# JOB
Keep every line where the word "dužan" appears; drop the rest.

(Dataset records)
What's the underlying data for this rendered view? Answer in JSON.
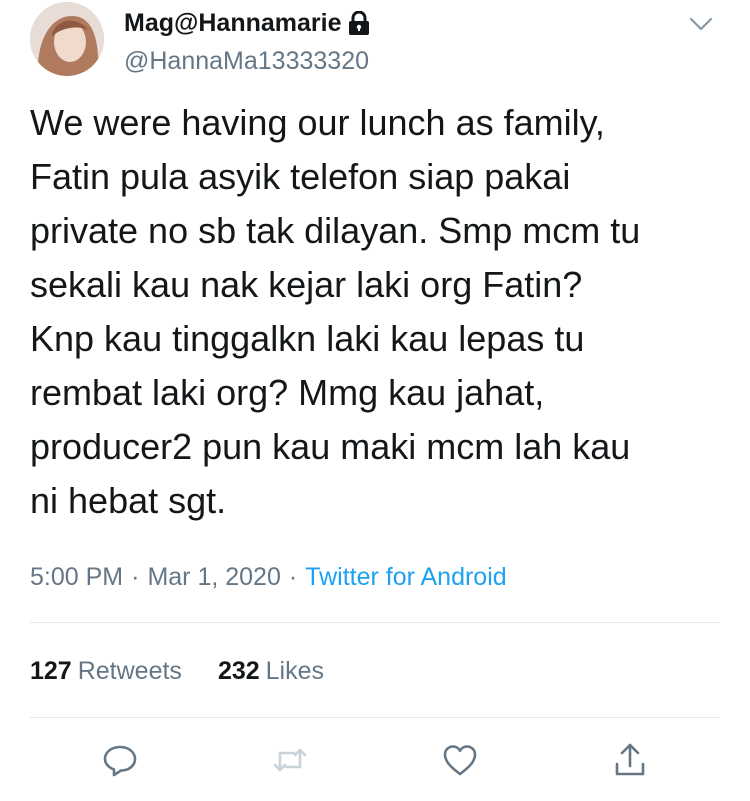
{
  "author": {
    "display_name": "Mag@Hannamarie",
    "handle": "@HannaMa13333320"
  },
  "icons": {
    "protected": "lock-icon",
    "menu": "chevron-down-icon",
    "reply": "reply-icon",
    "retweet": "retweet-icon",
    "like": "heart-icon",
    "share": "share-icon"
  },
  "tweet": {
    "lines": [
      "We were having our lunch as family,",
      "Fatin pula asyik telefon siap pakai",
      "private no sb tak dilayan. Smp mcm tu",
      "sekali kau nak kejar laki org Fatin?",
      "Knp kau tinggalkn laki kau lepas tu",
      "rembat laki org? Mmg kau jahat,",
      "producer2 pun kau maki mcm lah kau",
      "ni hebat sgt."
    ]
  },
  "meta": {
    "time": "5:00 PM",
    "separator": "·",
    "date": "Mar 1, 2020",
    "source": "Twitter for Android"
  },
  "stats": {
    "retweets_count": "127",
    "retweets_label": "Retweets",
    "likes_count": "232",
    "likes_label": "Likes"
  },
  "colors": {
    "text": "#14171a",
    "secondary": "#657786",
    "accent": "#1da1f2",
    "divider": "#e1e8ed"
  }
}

...

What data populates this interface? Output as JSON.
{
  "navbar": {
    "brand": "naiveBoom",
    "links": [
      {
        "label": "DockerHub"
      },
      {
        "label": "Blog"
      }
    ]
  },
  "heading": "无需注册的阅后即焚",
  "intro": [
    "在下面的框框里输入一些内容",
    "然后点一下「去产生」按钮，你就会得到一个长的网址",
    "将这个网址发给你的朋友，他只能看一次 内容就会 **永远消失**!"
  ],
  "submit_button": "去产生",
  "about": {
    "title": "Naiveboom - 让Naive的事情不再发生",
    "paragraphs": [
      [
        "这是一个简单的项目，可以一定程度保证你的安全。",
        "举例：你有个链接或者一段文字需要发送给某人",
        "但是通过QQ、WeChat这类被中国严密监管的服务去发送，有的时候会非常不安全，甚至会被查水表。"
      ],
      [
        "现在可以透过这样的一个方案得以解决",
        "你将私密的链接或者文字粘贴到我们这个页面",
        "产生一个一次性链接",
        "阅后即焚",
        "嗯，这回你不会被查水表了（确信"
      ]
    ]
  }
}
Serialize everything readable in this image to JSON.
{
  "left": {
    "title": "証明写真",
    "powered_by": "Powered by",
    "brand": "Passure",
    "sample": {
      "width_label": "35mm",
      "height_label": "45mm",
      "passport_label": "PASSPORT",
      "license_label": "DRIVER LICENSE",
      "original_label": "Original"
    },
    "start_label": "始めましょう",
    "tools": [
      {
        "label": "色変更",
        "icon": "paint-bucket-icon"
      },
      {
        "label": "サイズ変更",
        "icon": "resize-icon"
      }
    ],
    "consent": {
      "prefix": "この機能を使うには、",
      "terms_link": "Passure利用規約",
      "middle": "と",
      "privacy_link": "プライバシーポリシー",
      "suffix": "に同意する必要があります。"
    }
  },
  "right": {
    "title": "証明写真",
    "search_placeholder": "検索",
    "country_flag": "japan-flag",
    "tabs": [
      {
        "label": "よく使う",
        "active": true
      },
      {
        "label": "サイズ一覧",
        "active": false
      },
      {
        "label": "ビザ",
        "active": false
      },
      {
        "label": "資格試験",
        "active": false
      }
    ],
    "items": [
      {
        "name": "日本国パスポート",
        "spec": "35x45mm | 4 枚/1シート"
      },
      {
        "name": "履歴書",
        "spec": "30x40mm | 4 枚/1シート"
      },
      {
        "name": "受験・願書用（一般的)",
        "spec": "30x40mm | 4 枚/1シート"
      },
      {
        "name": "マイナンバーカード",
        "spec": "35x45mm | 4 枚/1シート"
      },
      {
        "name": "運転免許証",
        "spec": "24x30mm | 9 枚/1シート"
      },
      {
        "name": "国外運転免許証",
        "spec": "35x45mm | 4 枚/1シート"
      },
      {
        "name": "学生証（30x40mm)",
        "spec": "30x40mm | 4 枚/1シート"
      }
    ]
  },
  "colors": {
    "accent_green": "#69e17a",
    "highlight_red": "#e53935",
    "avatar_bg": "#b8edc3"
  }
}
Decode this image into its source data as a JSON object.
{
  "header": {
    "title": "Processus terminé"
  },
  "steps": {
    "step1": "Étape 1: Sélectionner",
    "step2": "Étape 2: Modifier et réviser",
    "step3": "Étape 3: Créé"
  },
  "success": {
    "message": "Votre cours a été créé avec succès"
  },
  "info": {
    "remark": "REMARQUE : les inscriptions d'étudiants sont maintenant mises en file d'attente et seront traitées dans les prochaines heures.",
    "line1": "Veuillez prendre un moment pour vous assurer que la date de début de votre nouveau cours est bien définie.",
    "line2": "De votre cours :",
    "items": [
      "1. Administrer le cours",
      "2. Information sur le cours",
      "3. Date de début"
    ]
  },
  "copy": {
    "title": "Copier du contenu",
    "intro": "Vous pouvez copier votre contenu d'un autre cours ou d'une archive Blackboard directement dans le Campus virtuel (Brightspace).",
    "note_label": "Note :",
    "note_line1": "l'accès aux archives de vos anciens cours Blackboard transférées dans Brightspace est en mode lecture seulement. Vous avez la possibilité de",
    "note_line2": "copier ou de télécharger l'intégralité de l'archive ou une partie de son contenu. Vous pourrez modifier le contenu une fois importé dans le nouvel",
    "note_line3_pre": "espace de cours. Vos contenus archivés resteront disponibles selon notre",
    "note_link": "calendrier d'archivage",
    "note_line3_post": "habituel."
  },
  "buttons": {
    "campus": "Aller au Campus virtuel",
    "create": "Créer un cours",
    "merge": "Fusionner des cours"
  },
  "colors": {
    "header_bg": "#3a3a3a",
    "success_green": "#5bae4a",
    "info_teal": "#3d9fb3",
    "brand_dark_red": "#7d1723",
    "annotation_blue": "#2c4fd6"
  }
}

* * *

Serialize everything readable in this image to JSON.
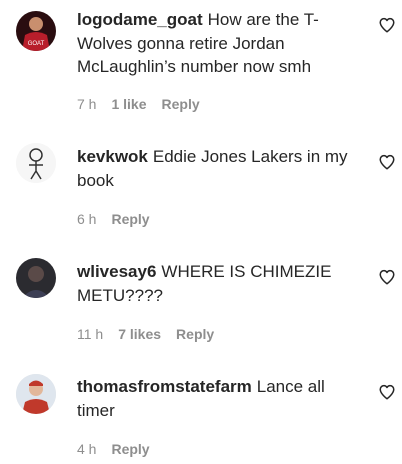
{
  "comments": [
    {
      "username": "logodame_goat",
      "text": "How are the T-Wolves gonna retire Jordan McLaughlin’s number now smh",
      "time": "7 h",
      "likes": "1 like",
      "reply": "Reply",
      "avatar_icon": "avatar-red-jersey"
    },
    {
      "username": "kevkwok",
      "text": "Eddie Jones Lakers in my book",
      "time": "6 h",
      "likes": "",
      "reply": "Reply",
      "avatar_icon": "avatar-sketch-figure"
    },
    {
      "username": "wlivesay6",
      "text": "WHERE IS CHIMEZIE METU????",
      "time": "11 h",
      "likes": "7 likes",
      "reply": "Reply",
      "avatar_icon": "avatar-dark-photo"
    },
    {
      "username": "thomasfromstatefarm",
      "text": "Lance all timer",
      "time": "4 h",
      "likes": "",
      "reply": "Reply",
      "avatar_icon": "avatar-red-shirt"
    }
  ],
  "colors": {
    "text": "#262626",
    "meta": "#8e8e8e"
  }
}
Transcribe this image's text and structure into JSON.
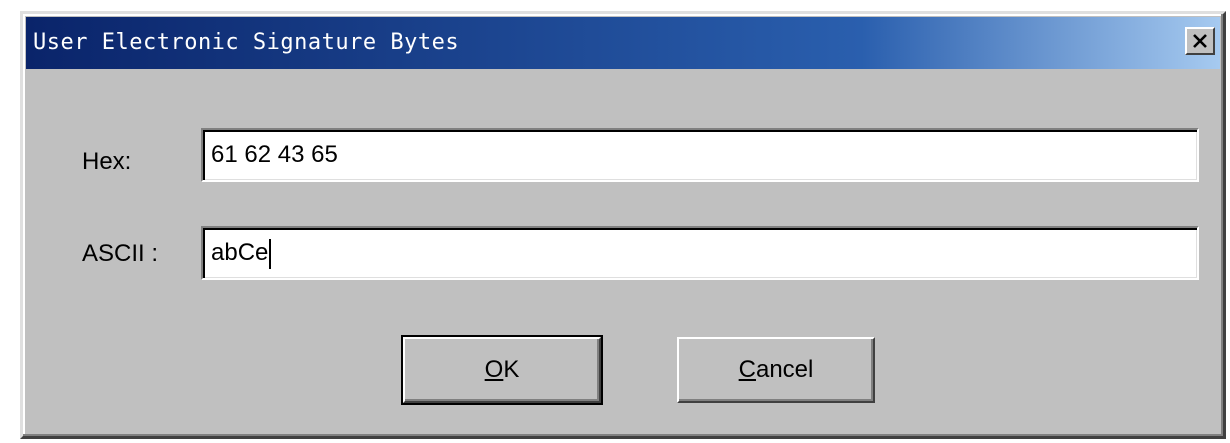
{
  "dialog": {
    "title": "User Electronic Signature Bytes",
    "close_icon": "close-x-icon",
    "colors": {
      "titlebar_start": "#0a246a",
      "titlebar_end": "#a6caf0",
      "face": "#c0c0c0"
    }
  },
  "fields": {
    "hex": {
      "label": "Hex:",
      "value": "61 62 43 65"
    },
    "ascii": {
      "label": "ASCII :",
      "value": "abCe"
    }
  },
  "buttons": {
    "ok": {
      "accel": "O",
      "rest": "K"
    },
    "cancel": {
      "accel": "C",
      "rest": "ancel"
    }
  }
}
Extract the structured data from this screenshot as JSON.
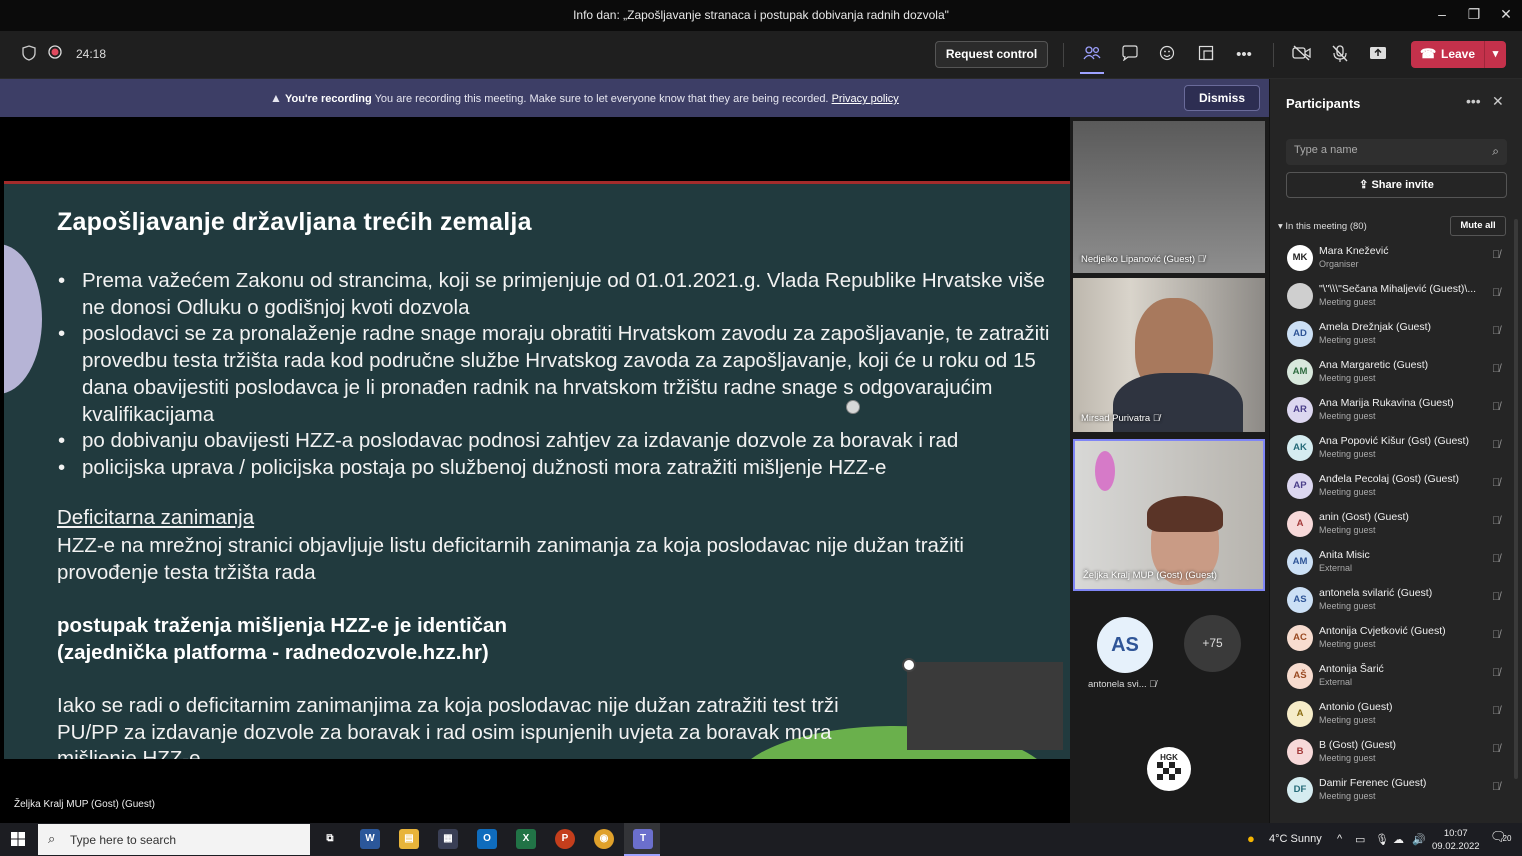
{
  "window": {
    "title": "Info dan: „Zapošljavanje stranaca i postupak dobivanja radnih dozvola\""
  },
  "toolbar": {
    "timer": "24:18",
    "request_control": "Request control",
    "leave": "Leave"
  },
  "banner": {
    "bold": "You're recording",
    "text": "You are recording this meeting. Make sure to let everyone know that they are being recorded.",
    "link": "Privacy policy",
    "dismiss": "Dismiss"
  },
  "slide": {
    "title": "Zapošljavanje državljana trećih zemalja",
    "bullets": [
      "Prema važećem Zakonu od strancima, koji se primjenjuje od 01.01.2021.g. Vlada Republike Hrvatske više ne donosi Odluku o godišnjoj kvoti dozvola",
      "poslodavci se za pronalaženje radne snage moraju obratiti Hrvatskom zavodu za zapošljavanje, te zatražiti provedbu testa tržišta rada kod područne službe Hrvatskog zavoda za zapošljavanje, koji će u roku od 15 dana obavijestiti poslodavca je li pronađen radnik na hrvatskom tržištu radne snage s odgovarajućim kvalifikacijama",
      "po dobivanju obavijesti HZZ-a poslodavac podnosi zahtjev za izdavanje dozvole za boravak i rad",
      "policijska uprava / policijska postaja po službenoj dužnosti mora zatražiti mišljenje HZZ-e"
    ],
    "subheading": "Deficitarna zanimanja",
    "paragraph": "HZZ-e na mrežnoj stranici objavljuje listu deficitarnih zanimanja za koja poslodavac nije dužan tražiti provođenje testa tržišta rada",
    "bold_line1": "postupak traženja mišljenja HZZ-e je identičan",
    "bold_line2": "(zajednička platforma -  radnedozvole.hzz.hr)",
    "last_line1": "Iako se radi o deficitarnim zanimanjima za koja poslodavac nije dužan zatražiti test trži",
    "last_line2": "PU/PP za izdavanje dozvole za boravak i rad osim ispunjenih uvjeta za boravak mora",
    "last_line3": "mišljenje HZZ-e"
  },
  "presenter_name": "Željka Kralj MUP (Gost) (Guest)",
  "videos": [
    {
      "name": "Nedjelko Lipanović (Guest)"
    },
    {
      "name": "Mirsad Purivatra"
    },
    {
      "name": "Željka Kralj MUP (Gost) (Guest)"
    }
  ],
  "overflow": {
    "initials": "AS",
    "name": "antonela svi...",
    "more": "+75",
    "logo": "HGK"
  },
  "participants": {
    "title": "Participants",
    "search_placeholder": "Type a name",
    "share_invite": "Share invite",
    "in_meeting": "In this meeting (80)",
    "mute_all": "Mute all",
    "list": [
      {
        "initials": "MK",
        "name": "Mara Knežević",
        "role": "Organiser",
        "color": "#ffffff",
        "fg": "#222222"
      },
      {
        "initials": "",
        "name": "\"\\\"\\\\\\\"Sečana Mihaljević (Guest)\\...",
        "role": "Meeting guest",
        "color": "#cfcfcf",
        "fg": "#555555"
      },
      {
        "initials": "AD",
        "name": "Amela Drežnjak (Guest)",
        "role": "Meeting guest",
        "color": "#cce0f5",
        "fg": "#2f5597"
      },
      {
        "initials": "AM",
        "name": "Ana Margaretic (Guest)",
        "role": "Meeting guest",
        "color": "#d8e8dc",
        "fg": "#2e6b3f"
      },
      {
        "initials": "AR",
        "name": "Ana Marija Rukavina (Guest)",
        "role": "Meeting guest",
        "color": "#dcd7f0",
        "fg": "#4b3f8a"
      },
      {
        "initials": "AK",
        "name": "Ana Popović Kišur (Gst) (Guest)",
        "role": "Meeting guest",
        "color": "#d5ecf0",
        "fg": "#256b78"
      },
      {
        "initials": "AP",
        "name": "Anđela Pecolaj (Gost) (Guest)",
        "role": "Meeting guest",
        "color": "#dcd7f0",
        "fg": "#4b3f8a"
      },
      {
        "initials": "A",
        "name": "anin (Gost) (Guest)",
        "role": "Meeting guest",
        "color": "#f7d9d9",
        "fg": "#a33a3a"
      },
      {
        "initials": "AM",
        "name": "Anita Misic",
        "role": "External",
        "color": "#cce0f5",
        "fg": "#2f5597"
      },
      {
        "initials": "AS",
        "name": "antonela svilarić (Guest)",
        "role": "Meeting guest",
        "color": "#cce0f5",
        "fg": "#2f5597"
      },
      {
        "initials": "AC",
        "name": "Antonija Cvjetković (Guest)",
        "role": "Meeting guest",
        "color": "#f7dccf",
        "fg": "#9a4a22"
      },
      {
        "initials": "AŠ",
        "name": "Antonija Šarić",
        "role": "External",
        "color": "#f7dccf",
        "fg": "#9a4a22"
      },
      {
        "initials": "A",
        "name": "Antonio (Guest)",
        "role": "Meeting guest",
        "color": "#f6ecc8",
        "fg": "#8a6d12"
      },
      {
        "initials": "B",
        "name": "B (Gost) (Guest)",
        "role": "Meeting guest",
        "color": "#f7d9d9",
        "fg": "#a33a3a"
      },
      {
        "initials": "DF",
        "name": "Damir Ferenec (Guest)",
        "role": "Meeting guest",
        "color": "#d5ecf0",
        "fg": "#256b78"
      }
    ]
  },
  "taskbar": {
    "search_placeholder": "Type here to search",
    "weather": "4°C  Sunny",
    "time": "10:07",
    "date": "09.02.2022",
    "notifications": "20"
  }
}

# PROBLEM SOLUTION
    "paragraph": "HZZ-e na mrežnoj stranici objavljuje listu deficitarnih zanimanja za koja poslodavac nije dužan tražiti provođenje testa tržišta rada",
    "last_line1": "Iako se radi o deficitarnim zanimanjima za koja poslodavac nije dužan zatražiti test trži",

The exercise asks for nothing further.